> _Exercise objective_:
Repeat each line exactly, leaving nothing out.

> _Provided material_:

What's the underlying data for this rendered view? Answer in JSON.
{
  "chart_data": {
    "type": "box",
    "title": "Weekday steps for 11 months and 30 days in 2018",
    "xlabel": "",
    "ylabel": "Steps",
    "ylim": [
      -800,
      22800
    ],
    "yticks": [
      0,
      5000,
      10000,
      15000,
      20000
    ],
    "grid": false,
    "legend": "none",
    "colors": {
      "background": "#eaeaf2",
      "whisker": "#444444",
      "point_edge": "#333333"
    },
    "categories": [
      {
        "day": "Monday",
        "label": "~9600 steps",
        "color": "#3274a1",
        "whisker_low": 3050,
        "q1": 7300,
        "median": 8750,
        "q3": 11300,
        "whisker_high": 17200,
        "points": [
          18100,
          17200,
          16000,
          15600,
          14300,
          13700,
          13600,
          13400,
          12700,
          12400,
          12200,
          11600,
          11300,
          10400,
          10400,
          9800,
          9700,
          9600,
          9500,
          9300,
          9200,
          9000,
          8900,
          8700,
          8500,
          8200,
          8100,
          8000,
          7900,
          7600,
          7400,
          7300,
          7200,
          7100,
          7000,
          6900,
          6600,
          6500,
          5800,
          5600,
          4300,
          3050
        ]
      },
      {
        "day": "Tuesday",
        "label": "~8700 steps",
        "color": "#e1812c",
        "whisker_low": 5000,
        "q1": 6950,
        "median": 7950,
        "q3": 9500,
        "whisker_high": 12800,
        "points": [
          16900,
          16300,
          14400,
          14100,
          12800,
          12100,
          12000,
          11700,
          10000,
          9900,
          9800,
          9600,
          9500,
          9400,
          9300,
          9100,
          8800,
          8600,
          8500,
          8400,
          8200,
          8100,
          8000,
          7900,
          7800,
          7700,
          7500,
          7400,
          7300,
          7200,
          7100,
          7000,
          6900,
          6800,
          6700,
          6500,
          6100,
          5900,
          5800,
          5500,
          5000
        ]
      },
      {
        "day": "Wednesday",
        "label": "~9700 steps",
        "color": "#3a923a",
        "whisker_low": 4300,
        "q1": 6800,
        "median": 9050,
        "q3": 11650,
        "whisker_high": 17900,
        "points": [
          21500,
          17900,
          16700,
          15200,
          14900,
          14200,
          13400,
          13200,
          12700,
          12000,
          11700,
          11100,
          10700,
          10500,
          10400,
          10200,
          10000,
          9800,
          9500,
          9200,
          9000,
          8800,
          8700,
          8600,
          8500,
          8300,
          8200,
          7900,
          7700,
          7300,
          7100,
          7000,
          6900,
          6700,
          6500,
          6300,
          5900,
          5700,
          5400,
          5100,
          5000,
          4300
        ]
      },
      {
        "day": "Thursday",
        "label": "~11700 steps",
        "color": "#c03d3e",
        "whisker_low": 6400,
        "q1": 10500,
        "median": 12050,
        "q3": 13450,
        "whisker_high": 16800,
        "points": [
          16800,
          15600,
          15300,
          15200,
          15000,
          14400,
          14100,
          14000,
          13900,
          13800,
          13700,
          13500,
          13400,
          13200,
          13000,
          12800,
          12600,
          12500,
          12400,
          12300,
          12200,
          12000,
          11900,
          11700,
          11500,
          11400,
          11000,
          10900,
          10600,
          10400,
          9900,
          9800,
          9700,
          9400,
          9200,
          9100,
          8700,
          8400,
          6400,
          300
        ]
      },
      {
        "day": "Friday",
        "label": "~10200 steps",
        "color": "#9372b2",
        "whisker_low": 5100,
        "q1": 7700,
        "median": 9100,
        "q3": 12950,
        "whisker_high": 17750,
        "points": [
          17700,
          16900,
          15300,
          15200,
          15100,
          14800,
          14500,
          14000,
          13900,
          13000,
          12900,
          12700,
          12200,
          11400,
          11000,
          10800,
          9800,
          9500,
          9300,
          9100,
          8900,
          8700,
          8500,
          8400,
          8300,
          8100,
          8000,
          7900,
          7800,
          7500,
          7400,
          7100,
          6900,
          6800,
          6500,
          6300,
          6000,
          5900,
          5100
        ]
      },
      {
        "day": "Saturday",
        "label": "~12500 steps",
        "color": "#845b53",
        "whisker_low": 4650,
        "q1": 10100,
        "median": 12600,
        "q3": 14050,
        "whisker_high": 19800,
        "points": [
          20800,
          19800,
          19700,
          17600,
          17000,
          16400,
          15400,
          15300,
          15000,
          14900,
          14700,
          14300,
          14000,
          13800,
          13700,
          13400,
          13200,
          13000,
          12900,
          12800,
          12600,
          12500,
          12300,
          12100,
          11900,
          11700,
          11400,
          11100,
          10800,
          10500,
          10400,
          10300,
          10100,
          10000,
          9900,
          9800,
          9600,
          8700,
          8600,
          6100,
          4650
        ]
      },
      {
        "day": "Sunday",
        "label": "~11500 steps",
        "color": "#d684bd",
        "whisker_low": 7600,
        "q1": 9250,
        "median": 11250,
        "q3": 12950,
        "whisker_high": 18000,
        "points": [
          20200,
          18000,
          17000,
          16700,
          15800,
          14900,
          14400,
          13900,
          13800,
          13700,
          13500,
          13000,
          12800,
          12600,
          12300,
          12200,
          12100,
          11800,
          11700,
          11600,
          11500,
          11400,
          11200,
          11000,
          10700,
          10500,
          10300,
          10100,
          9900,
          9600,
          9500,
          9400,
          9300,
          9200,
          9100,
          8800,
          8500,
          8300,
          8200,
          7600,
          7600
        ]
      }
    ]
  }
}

> _Written reply_:
What's the underlying data for this rendered view? Answer in JSON.
{
  "chart_data": {
    "type": "box",
    "title": "Weekday steps for 11 months and 30 days in 2018",
    "xlabel": "",
    "ylabel": "Steps",
    "ylim": [
      -800,
      22800
    ],
    "yticks": [
      0,
      5000,
      10000,
      15000,
      20000
    ],
    "grid": false,
    "legend": "none",
    "colors": {
      "background": "#eaeaf2",
      "whisker": "#444444",
      "point_edge": "#333333"
    },
    "categories": [
      {
        "day": "Monday",
        "label": "~9600 steps",
        "color": "#3274a1",
        "whisker_low": 3050,
        "q1": 7300,
        "median": 8750,
        "q3": 11300,
        "whisker_high": 17200,
        "points": [
          18100,
          17200,
          16000,
          15600,
          14300,
          13700,
          13600,
          13400,
          12700,
          12400,
          12200,
          11600,
          11300,
          10400,
          10400,
          9800,
          9700,
          9600,
          9500,
          9300,
          9200,
          9000,
          8900,
          8700,
          8500,
          8200,
          8100,
          8000,
          7900,
          7600,
          7400,
          7300,
          7200,
          7100,
          7000,
          6900,
          6600,
          6500,
          5800,
          5600,
          4300,
          3050
        ]
      },
      {
        "day": "Tuesday",
        "label": "~8700 steps",
        "color": "#e1812c",
        "whisker_low": 5000,
        "q1": 6950,
        "median": 7950,
        "q3": 9500,
        "whisker_high": 12800,
        "points": [
          16900,
          16300,
          14400,
          14100,
          12800,
          12100,
          12000,
          11700,
          10000,
          9900,
          9800,
          9600,
          9500,
          9400,
          9300,
          9100,
          8800,
          8600,
          8500,
          8400,
          8200,
          8100,
          8000,
          7900,
          7800,
          7700,
          7500,
          7400,
          7300,
          7200,
          7100,
          7000,
          6900,
          6800,
          6700,
          6500,
          6100,
          5900,
          5800,
          5500,
          5000
        ]
      },
      {
        "day": "Wednesday",
        "label": "~9700 steps",
        "color": "#3a923a",
        "whisker_low": 4300,
        "q1": 6800,
        "median": 9050,
        "q3": 11650,
        "whisker_high": 17900,
        "points": [
          21500,
          17900,
          16700,
          15200,
          14900,
          14200,
          13400,
          13200,
          12700,
          12000,
          11700,
          11100,
          10700,
          10500,
          10400,
          10200,
          10000,
          9800,
          9500,
          9200,
          9000,
          8800,
          8700,
          8600,
          8500,
          8300,
          8200,
          7900,
          7700,
          7300,
          7100,
          7000,
          6900,
          6700,
          6500,
          6300,
          5900,
          5700,
          5400,
          5100,
          5000,
          4300
        ]
      },
      {
        "day": "Thursday",
        "label": "~11700 steps",
        "color": "#c03d3e",
        "whisker_low": 6400,
        "q1": 10500,
        "median": 12050,
        "q3": 13450,
        "whisker_high": 16800,
        "points": [
          16800,
          15600,
          15300,
          15200,
          15000,
          14400,
          14100,
          14000,
          13900,
          13800,
          13700,
          13500,
          13400,
          13200,
          13000,
          12800,
          12600,
          12500,
          12400,
          12300,
          12200,
          12000,
          11900,
          11700,
          11500,
          11400,
          11000,
          10900,
          10600,
          10400,
          9900,
          9800,
          9700,
          9400,
          9200,
          9100,
          8700,
          8400,
          6400,
          300
        ]
      },
      {
        "day": "Friday",
        "label": "~10200 steps",
        "color": "#9372b2",
        "whisker_low": 5100,
        "q1": 7700,
        "median": 9100,
        "q3": 12950,
        "whisker_high": 17750,
        "points": [
          17700,
          16900,
          15300,
          15200,
          15100,
          14800,
          14500,
          14000,
          13900,
          13000,
          12900,
          12700,
          12200,
          11400,
          11000,
          10800,
          9800,
          9500,
          9300,
          9100,
          8900,
          8700,
          8500,
          8400,
          8300,
          8100,
          8000,
          7900,
          7800,
          7500,
          7400,
          7100,
          6900,
          6800,
          6500,
          6300,
          6000,
          5900,
          5100
        ]
      },
      {
        "day": "Saturday",
        "label": "~12500 steps",
        "color": "#845b53",
        "whisker_low": 4650,
        "q1": 10100,
        "median": 12600,
        "q3": 14050,
        "whisker_high": 19800,
        "points": [
          20800,
          19800,
          19700,
          17600,
          17000,
          16400,
          15400,
          15300,
          15000,
          14900,
          14700,
          14300,
          14000,
          13800,
          13700,
          13400,
          13200,
          13000,
          12900,
          12800,
          12600,
          12500,
          12300,
          12100,
          11900,
          11700,
          11400,
          11100,
          10800,
          10500,
          10400,
          10300,
          10100,
          10000,
          9900,
          9800,
          9600,
          8700,
          8600,
          6100,
          4650
        ]
      },
      {
        "day": "Sunday",
        "label": "~11500 steps",
        "color": "#d684bd",
        "whisker_low": 7600,
        "q1": 9250,
        "median": 11250,
        "q3": 12950,
        "whisker_high": 18000,
        "points": [
          20200,
          18000,
          17000,
          16700,
          15800,
          14900,
          14400,
          13900,
          13800,
          13700,
          13500,
          13000,
          12800,
          12600,
          12300,
          12200,
          12100,
          11800,
          11700,
          11600,
          11500,
          11400,
          11200,
          11000,
          10700,
          10500,
          10300,
          10100,
          9900,
          9600,
          9500,
          9400,
          9300,
          9200,
          9100,
          8800,
          8500,
          8300,
          8200,
          7600,
          7600
        ]
      }
    ]
  }
}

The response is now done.